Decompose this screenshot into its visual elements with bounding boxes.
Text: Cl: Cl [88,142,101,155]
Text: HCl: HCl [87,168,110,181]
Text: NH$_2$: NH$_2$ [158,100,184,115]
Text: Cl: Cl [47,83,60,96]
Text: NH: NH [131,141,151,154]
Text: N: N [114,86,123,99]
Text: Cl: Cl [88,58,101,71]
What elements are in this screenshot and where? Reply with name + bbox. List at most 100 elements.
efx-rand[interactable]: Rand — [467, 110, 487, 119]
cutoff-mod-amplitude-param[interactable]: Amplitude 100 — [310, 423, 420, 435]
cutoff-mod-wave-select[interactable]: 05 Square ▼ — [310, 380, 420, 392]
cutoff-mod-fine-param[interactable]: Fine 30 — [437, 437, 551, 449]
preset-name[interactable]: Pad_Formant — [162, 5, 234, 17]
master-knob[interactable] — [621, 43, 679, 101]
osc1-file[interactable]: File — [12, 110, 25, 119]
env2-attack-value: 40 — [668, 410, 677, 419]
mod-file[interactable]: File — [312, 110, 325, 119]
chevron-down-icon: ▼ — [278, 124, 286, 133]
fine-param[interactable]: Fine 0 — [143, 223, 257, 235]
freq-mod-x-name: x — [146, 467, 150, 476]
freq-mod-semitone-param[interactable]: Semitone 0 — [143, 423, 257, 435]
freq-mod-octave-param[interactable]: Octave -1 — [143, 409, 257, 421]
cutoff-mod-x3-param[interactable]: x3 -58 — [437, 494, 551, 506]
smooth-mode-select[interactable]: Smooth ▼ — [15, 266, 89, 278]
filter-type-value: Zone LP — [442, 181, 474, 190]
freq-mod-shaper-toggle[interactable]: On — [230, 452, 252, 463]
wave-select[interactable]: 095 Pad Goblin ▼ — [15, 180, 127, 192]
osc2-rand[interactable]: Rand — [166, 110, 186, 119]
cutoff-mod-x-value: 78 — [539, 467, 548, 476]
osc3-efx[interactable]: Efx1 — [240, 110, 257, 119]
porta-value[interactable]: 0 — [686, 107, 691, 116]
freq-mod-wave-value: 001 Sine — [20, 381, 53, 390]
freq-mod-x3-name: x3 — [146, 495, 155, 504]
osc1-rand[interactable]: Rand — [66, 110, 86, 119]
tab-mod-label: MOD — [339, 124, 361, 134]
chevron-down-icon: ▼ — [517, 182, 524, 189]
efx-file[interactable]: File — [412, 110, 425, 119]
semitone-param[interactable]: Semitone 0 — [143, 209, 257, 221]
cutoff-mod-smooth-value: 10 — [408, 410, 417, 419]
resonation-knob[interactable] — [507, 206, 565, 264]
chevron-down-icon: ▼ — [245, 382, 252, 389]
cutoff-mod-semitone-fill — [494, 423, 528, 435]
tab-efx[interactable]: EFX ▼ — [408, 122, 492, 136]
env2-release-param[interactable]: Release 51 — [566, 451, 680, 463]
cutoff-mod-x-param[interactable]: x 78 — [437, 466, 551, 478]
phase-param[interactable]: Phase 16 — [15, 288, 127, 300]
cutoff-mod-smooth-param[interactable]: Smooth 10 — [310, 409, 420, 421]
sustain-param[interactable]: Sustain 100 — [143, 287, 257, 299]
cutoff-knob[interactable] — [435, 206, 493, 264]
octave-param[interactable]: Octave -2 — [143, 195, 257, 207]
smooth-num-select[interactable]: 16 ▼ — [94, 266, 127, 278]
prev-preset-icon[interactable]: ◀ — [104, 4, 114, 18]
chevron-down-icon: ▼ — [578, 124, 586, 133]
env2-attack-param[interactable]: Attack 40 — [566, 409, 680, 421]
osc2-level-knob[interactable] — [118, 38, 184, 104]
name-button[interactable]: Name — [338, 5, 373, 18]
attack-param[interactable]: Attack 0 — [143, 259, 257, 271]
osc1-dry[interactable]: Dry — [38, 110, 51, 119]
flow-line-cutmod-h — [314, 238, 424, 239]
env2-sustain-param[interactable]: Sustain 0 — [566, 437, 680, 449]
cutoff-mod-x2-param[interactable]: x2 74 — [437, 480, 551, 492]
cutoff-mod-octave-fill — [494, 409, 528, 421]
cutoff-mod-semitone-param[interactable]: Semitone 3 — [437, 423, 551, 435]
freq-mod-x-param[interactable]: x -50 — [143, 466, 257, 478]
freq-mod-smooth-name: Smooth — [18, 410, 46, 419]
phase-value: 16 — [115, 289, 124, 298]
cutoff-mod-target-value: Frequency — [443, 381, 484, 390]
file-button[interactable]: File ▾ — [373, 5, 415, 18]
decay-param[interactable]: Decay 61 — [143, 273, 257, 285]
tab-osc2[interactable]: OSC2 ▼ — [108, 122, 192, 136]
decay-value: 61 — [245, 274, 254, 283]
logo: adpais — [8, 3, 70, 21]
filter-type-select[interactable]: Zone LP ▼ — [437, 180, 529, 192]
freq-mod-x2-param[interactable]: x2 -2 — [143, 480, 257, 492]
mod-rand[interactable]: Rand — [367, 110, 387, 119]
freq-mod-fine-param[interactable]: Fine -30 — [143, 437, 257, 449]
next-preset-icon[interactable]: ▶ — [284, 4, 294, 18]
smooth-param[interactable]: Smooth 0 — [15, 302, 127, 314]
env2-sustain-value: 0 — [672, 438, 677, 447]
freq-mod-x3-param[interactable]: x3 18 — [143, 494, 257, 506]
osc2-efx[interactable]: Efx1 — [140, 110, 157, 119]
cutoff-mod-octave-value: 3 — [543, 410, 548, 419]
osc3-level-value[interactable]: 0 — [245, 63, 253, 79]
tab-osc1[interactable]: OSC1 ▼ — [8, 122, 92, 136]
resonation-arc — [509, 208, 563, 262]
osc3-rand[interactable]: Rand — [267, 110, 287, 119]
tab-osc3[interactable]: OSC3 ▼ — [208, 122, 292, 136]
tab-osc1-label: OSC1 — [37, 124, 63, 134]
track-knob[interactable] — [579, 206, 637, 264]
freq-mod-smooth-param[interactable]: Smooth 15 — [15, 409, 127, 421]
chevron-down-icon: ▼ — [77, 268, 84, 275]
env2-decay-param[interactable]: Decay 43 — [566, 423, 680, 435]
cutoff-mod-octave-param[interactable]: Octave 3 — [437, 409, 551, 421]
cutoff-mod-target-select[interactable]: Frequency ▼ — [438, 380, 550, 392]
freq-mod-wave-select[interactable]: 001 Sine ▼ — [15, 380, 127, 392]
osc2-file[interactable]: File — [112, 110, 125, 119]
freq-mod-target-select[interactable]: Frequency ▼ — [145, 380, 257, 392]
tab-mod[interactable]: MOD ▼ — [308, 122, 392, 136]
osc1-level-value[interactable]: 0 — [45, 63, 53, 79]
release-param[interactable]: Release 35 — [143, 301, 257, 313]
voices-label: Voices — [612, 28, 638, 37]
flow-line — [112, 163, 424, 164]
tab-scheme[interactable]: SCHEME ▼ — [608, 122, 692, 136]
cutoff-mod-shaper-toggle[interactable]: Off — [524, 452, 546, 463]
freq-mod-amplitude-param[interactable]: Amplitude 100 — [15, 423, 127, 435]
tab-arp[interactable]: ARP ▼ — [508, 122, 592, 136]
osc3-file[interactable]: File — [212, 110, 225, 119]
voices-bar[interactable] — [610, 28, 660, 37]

INSTRUCTIONS TO FOLLOW: Reproduce all of the entries above word for word.

PROBLEM SOLUTION:
Decompose this screenshot into its visual elements with bounding boxes.
Text: Cl: Cl [88,142,101,155]
Text: HCl: HCl [87,168,110,181]
Text: NH$_2$: NH$_2$ [158,100,184,115]
Text: Cl: Cl [47,83,60,96]
Text: NH: NH [131,141,151,154]
Text: N: N [114,86,123,99]
Text: Cl: Cl [88,58,101,71]
What elements are in this screenshot and where? Reply with name + bbox. List at most 100 elements.
efx-rand[interactable]: Rand — [467, 110, 487, 119]
cutoff-mod-amplitude-param[interactable]: Amplitude 100 — [310, 423, 420, 435]
cutoff-mod-wave-select[interactable]: 05 Square ▼ — [310, 380, 420, 392]
cutoff-mod-fine-param[interactable]: Fine 30 — [437, 437, 551, 449]
preset-name[interactable]: Pad_Formant — [162, 5, 234, 17]
master-knob[interactable] — [621, 43, 679, 101]
osc1-file[interactable]: File — [12, 110, 25, 119]
env2-attack-value: 40 — [668, 410, 677, 419]
mod-file[interactable]: File — [312, 110, 325, 119]
chevron-down-icon: ▼ — [278, 124, 286, 133]
fine-param[interactable]: Fine 0 — [143, 223, 257, 235]
freq-mod-x-name: x — [146, 467, 150, 476]
freq-mod-semitone-param[interactable]: Semitone 0 — [143, 423, 257, 435]
freq-mod-octave-param[interactable]: Octave -1 — [143, 409, 257, 421]
cutoff-mod-x3-param[interactable]: x3 -58 — [437, 494, 551, 506]
smooth-mode-select[interactable]: Smooth ▼ — [15, 266, 89, 278]
filter-type-value: Zone LP — [442, 181, 474, 190]
freq-mod-shaper-toggle[interactable]: On — [230, 452, 252, 463]
wave-select[interactable]: 095 Pad Goblin ▼ — [15, 180, 127, 192]
osc2-rand[interactable]: Rand — [166, 110, 186, 119]
cutoff-mod-x-value: 78 — [539, 467, 548, 476]
osc3-efx[interactable]: Efx1 — [240, 110, 257, 119]
porta-value[interactable]: 0 — [686, 107, 691, 116]
freq-mod-wave-value: 001 Sine — [20, 381, 53, 390]
freq-mod-x3-name: x3 — [146, 495, 155, 504]
osc1-rand[interactable]: Rand — [66, 110, 86, 119]
tab-mod-label: MOD — [339, 124, 361, 134]
chevron-down-icon: ▼ — [517, 182, 524, 189]
efx-file[interactable]: File — [412, 110, 425, 119]
semitone-param[interactable]: Semitone 0 — [143, 209, 257, 221]
cutoff-mod-smooth-value: 10 — [408, 410, 417, 419]
resonation-knob[interactable] — [507, 206, 565, 264]
chevron-down-icon: ▼ — [245, 382, 252, 389]
cutoff-mod-semitone-fill — [494, 423, 528, 435]
tab-efx[interactable]: EFX ▼ — [408, 122, 492, 136]
env2-release-param[interactable]: Release 51 — [566, 451, 680, 463]
cutoff-mod-x-param[interactable]: x 78 — [437, 466, 551, 478]
phase-param[interactable]: Phase 16 — [15, 288, 127, 300]
cutoff-mod-smooth-param[interactable]: Smooth 10 — [310, 409, 420, 421]
sustain-param[interactable]: Sustain 100 — [143, 287, 257, 299]
cutoff-knob[interactable] — [435, 206, 493, 264]
octave-param[interactable]: Octave -2 — [143, 195, 257, 207]
smooth-num-select[interactable]: 16 ▼ — [94, 266, 127, 278]
prev-preset-icon[interactable]: ◀ — [104, 4, 114, 18]
chevron-down-icon: ▼ — [578, 124, 586, 133]
env2-attack-param[interactable]: Attack 40 — [566, 409, 680, 421]
osc2-level-knob[interactable] — [118, 38, 184, 104]
name-button[interactable]: Name — [338, 5, 373, 18]
attack-param[interactable]: Attack 0 — [143, 259, 257, 271]
osc1-dry[interactable]: Dry — [38, 110, 51, 119]
flow-line-cutmod-h — [314, 238, 424, 239]
env2-sustain-param[interactable]: Sustain 0 — [566, 437, 680, 449]
cutoff-mod-x2-param[interactable]: x2 74 — [437, 480, 551, 492]
cutoff-mod-octave-fill — [494, 409, 528, 421]
cutoff-mod-semitone-param[interactable]: Semitone 3 — [437, 423, 551, 435]
freq-mod-x-param[interactable]: x -50 — [143, 466, 257, 478]
freq-mod-smooth-name: Smooth — [18, 410, 46, 419]
phase-value: 16 — [115, 289, 124, 298]
cutoff-mod-target-value: Frequency — [443, 381, 484, 390]
file-button[interactable]: File ▾ — [373, 5, 415, 18]
decay-param[interactable]: Decay 61 — [143, 273, 257, 285]
tab-osc2[interactable]: OSC2 ▼ — [108, 122, 192, 136]
decay-value: 61 — [245, 274, 254, 283]
logo: adpais — [8, 3, 70, 21]
filter-type-select[interactable]: Zone LP ▼ — [437, 180, 529, 192]
freq-mod-x2-param[interactable]: x2 -2 — [143, 480, 257, 492]
mod-rand[interactable]: Rand — [367, 110, 387, 119]
freq-mod-fine-param[interactable]: Fine -30 — [143, 437, 257, 449]
next-preset-icon[interactable]: ▶ — [284, 4, 294, 18]
smooth-param[interactable]: Smooth 0 — [15, 302, 127, 314]
env2-sustain-value: 0 — [672, 438, 677, 447]
freq-mod-x3-param[interactable]: x3 18 — [143, 494, 257, 506]
osc2-efx[interactable]: Efx1 — [140, 110, 157, 119]
cutoff-mod-octave-value: 3 — [543, 410, 548, 419]
osc3-level-value[interactable]: 0 — [245, 63, 253, 79]
tab-osc1[interactable]: OSC1 ▼ — [8, 122, 92, 136]
resonation-arc — [509, 208, 563, 262]
osc3-rand[interactable]: Rand — [267, 110, 287, 119]
tab-osc3[interactable]: OSC3 ▼ — [208, 122, 292, 136]
tab-osc1-label: OSC1 — [37, 124, 63, 134]
track-knob[interactable] — [579, 206, 637, 264]
freq-mod-smooth-param[interactable]: Smooth 15 — [15, 409, 127, 421]
chevron-down-icon: ▼ — [77, 268, 84, 275]
env2-decay-param[interactable]: Decay 43 — [566, 423, 680, 435]
cutoff-mod-octave-param[interactable]: Octave 3 — [437, 409, 551, 421]
cutoff-mod-target-select[interactable]: Frequency ▼ — [438, 380, 550, 392]
freq-mod-wave-select[interactable]: 001 Sine ▼ — [15, 380, 127, 392]
osc2-file[interactable]: File — [112, 110, 125, 119]
freq-mod-target-select[interactable]: Frequency ▼ — [145, 380, 257, 392]
tab-mod[interactable]: MOD ▼ — [308, 122, 392, 136]
osc1-level-value[interactable]: 0 — [45, 63, 53, 79]
release-param[interactable]: Release 35 — [143, 301, 257, 313]
voices-label: Voices — [612, 28, 638, 37]
flow-line — [112, 163, 424, 164]
tab-scheme[interactable]: SCHEME ▼ — [608, 122, 692, 136]
cutoff-mod-shaper-toggle[interactable]: Off — [524, 452, 546, 463]
freq-mod-amplitude-param[interactable]: Amplitude 100 — [15, 423, 127, 435]
tab-arp[interactable]: ARP ▼ — [508, 122, 592, 136]
osc3-file[interactable]: File — [212, 110, 225, 119]
voices-bar[interactable] — [610, 28, 660, 37]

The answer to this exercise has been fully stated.